Excerpted records:
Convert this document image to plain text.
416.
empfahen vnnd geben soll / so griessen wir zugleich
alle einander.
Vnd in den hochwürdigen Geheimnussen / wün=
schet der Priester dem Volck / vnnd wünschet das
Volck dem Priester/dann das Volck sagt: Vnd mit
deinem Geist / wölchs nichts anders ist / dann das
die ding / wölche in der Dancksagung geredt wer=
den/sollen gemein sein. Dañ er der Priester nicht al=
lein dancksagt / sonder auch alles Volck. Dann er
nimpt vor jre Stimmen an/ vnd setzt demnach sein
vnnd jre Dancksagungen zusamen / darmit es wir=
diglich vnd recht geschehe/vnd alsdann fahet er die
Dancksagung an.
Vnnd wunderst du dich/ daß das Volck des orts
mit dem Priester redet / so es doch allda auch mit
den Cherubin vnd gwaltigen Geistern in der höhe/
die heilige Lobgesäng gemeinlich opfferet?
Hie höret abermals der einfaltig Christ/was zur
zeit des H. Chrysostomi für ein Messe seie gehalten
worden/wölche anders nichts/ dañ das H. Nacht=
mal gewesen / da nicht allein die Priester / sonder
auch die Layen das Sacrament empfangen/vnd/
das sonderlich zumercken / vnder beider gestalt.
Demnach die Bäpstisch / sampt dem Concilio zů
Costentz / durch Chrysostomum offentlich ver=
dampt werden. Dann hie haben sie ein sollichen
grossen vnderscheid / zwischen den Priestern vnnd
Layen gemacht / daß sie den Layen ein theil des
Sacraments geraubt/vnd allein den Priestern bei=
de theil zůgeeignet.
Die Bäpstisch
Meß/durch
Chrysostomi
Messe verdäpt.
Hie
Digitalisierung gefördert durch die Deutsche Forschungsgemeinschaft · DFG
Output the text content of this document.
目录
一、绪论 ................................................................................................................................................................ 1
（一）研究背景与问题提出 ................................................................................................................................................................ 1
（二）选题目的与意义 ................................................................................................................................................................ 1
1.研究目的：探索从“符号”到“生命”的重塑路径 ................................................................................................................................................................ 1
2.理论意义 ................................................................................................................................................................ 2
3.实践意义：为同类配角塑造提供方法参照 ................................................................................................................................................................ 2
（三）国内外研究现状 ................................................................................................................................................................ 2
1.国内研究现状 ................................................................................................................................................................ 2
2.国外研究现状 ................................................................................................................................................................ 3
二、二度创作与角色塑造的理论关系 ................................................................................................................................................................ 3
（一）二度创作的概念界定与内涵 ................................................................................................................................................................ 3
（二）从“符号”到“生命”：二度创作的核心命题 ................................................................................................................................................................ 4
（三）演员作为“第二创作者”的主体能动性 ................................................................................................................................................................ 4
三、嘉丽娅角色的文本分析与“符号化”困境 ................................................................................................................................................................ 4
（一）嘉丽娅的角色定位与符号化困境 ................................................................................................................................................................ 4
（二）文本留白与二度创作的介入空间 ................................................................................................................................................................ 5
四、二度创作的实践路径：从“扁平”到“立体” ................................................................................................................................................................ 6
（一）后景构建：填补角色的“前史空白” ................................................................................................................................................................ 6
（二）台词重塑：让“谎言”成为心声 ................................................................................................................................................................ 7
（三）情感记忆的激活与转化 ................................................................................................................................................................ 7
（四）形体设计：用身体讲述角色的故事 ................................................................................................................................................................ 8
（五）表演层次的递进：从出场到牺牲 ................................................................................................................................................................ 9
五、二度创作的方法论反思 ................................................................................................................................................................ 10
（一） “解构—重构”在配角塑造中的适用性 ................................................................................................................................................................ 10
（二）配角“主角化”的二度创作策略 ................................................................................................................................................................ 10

To be done:
Write out the complete set of records exactly as given.

Solution:
Convert this document image to plain text.
416.
empfahen vnnd geben soll / so griessen wir zugleich
alle einander.
Vnd in den hochwürdigen Geheimnussen / wün=
schet der Priester dem Volck / vnnd wünschet das
Volck dem Priester/dann das Volck sagt: Vnd mit
deinem Geist / wölchs nichts anders ist / dann das
die ding / wölche in der Dancksagung geredt wer=
den/sollen gemein sein. Dañ er der Priester nicht al=
lein dancksagt / sonder auch alles Volck. Dann er
nimpt vor jre Stimmen an/ vnd setzt demnach sein
vnnd jre Dancksagungen zusamen / darmit es wir=
diglich vnd recht geschehe/vnd alsdann fahet er die
Dancksagung an.
Vnnd wunderst du dich/ daß das Volck des orts
mit dem Priester redet / so es doch allda auch mit
den Cherubin vnd gwaltigen Geistern in der höhe/
die heilige Lobgesäng gemeinlich opfferet?
Hie höret abermals der einfaltig Christ/was zur
zeit des H. Chrysostomi für ein Messe seie gehalten
worden/wölche anders nichts/ dañ das H. Nacht=
mal gewesen / da nicht allein die Priester / sonder
auch die Layen das Sacrament empfangen/vnd/
das sonderlich zumercken / vnder beider gestalt.
Demnach die Bäpstisch / sampt dem Concilio zů
Costentz / durch Chrysostomum offentlich ver=
dampt werden. Dann hie haben sie ein sollichen
grossen vnderscheid / zwischen den Priestern vnnd
Layen gemacht / daß sie den Layen ein theil des
Sacraments geraubt/vnd allein den Priestern bei=
de theil zůgeeignet.
Die Bäpstisch
Meß/durch
Chrysostomi
Messe verdäpt.
Hie
Digitalisierung gefördert durch die Deutsche Forschungsgemeinschaft · DFG
Output the text content of this document.
目录
一、绪论 ................................................................................................................................................................ 1
（一）研究背景与问题提出 ................................................................................................................................................................ 1
（二）选题目的与意义 ................................................................................................................................................................ 1
1.研究目的：探索从“符号”到“生命”的重塑路径 ................................................................................................................................................................ 1
2.理论意义 ................................................................................................................................................................ 2
3.实践意义：为同类配角塑造提供方法参照 ................................................................................................................................................................ 2
（三）国内外研究现状 ................................................................................................................................................................ 2
1.国内研究现状 ................................................................................................................................................................ 2
2.国外研究现状 ................................................................................................................................................................ 3
二、二度创作与角色塑造的理论关系 ................................................................................................................................................................ 3
（一）二度创作的概念界定与内涵 ................................................................................................................................................................ 3
（二）从“符号”到“生命”：二度创作的核心命题 ................................................................................................................................................................ 4
（三）演员作为“第二创作者”的主体能动性 ................................................................................................................................................................ 4
三、嘉丽娅角色的文本分析与“符号化”困境 ................................................................................................................................................................ 4
（一）嘉丽娅的角色定位与符号化困境 ................................................................................................................................................................ 4
（二）文本留白与二度创作的介入空间 ................................................................................................................................................................ 5
四、二度创作的实践路径：从“扁平”到“立体” ................................................................................................................................................................ 6
（一）后景构建：填补角色的“前史空白” ................................................................................................................................................................ 6
（二）台词重塑：让“谎言”成为心声 ................................................................................................................................................................ 7
（三）情感记忆的激活与转化 ................................................................................................................................................................ 7
（四）形体设计：用身体讲述角色的故事 ................................................................................................................................................................ 8
（五）表演层次的递进：从出场到牺牲 ................................................................................................................................................................ 9
五、二度创作的方法论反思 ................................................................................................................................................................ 10
（一） “解构—重构”在配角塑造中的适用性 ................................................................................................................................................................ 10
（二）配角“主角化”的二度创作策略 ................................................................................................................................................................ 10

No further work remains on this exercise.